→ WHAT THE TASK REQUIRES:
Your task is to count the lines of the entries below that include the word "Хлоропирамин" and to give only the resulting number.

→ SUPPLIED DATA:

☆ ☆ ☆ ☆

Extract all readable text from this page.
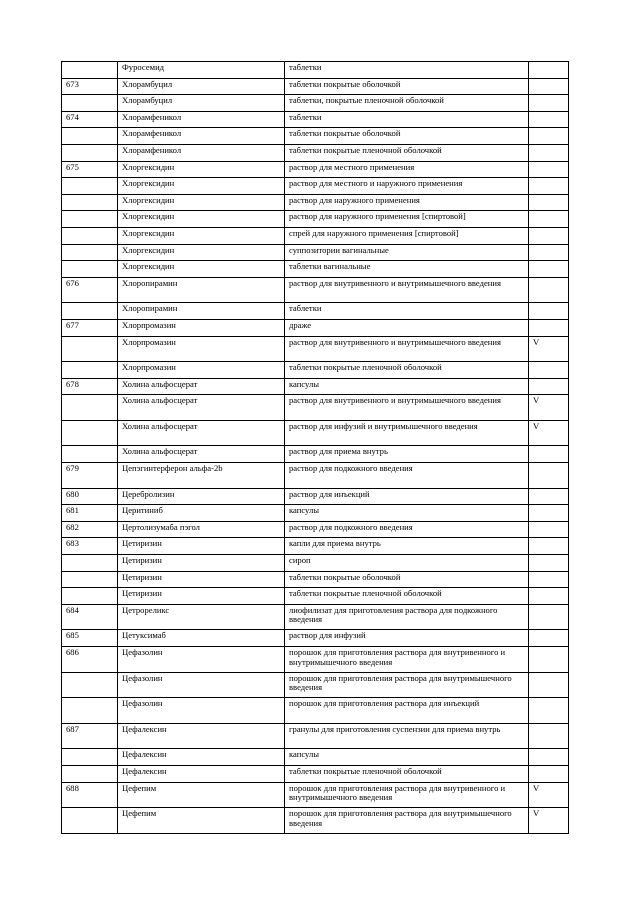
	Фуросемид	таблетки	
673	Хлорамбуцил	таблетки покрытые оболочкой	
	Хлорамбуцил	таблетки, покрытые пленочной оболочкой	
674	Хлорамфеникол	таблетки	
	Хлорамфеникол	таблетки покрытые оболочкой	
	Хлорамфеникол	таблетки покрытые пленочной оболочкой	
675	Хлоргексидин	раствор для местного применения	
	Хлоргексидин	раствор для местного и наружного применения	
	Хлоргексидин	раствор для наружного применения	
	Хлоргексидин	раствор для наружного применения [спиртовой]	
	Хлоргексидин	спрей для наружного применения [спиртовой]	
	Хлоргексидин	суппозитории вагинальные	
	Хлоргексидин	таблетки вагинальные	
676	Хлоропирамин	раствор для внутривенного и внутримышечного введения	
	Хлоропирамин	таблетки	
677	Хлорпромазин	драже	
	Хлорпромазин	раствор для внутривенного и внутримышечного введения	V
	Хлорпромазин	таблетки покрытые пленочной оболочкой	
678	Холина альфосцерат	капсулы	
	Холина альфосцерат	раствор для внутривенного и внутримышечного введения	V
	Холина альфосцерат	раствор для инфузий и внутримышечного введения	V
	Холина альфосцерат	раствор для приема внутрь	
679	Цепэгинтерферон альфа-2b	раствор для подкожного введения	
680	Церебролизин	раствор для инъекций	
681	Церитиниб	капсулы	
682	Цертолизумаба пэгол	раствор для подкожного введения	
683	Цетиризин	капли для приема внутрь	
	Цетиризин	сироп	
	Цетиризин	таблетки покрытые оболочкой	
	Цетиризин	таблетки покрытые пленочной оболочкой	
684	Цетрореликс	лиофилизат для приготовления раствора для подкожного введения	
685	Цетуксимаб	раствор для инфузий	
686	Цефазолин	порошок для приготовления раствора для внутривенного и внутримышечного введения	
	Цефазолин	порошок для приготовления раствора для внутримышечного введения	
	Цефазолин	порошок для приготовления раствора для инъекций	
687	Цефалексин	гранулы для приготовления суспензии для приема внутрь	
	Цефалексин	капсулы	
	Цефалексин	таблетки покрытые пленочной оболочкой	
688	Цефепим	порошок для приготовления раствора для внутривенного и внутримышечного введения	V
	Цефепим	порошок для приготовления раствора для внутримышечного введения	V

☆ ☆ ☆ ☆

→ ANSWER FOR THE TASK:
2